*Short problem*.
List each line of the data that holds the word "деятельности".

*Provided data*.
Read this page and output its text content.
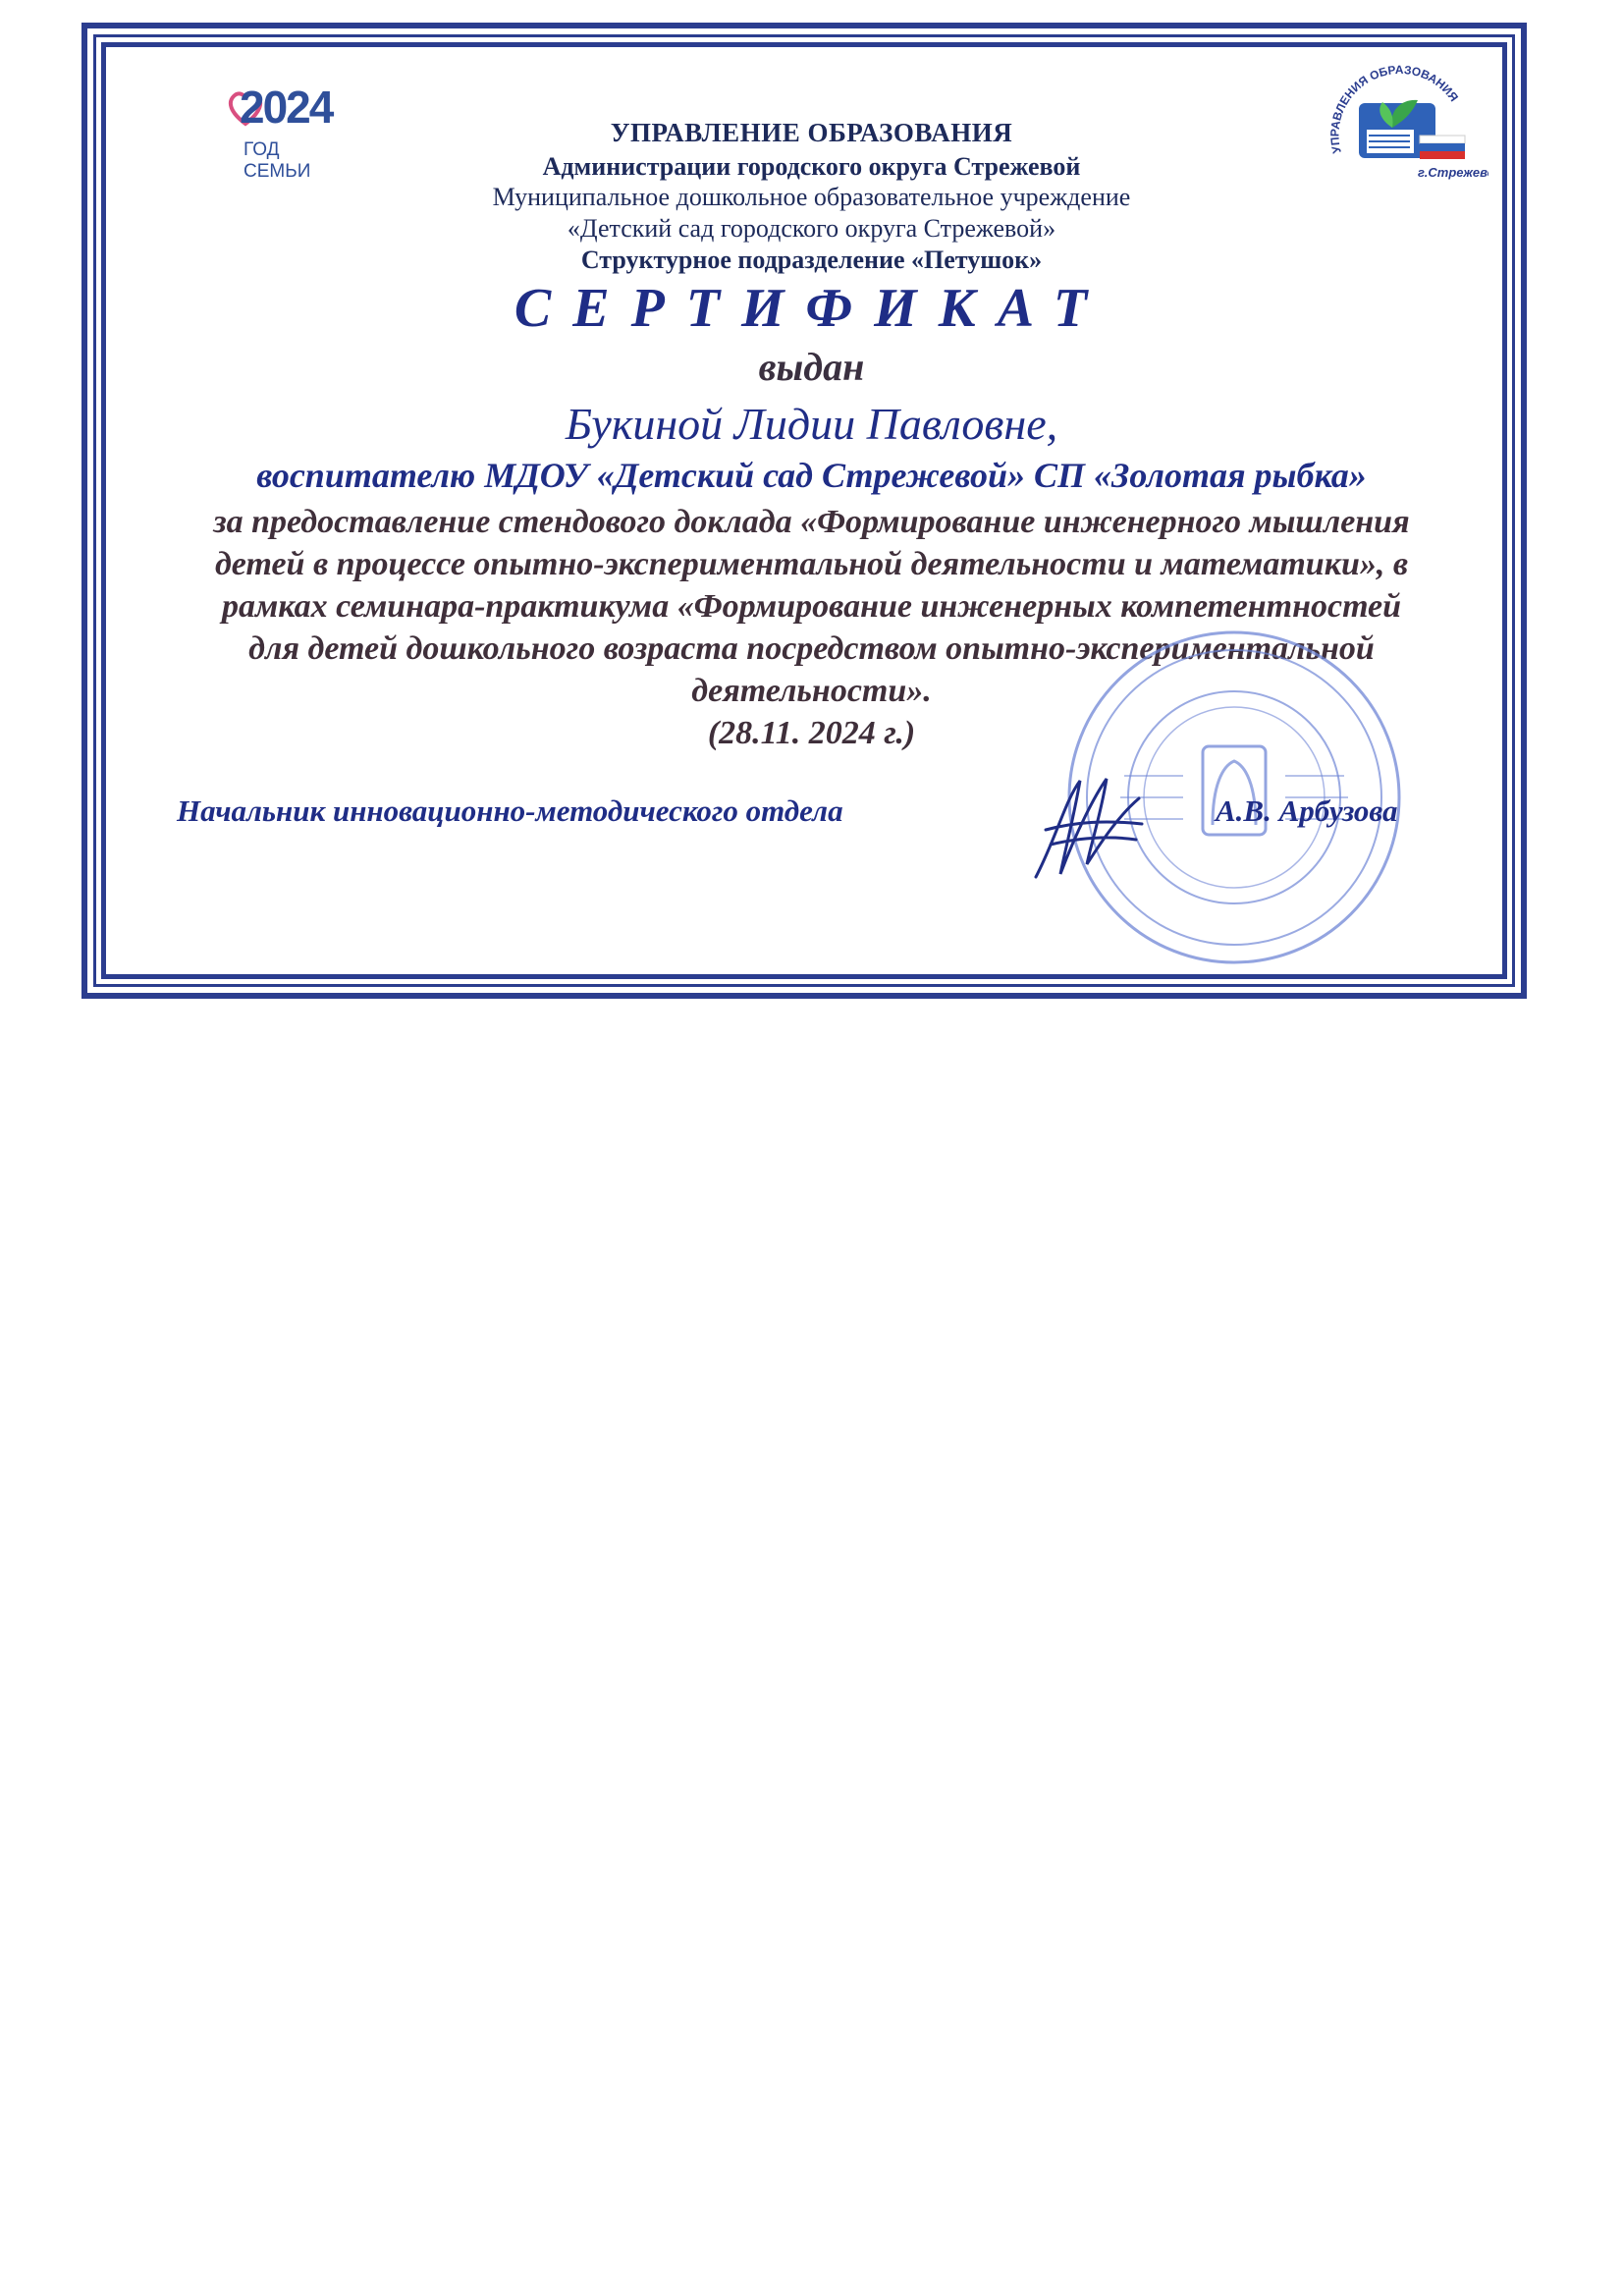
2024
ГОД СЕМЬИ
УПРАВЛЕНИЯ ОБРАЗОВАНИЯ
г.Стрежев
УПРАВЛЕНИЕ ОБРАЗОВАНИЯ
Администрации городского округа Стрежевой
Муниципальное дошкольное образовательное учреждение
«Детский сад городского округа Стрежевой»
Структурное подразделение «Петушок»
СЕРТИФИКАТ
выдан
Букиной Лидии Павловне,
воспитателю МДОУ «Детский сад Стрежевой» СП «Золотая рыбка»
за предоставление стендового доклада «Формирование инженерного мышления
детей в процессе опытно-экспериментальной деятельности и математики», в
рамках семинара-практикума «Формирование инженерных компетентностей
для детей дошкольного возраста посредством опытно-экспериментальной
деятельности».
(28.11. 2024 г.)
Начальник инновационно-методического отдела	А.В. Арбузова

*Response to the task*.
детей в процессе опытно-экспериментальной деятельности и математики», в
деятельности».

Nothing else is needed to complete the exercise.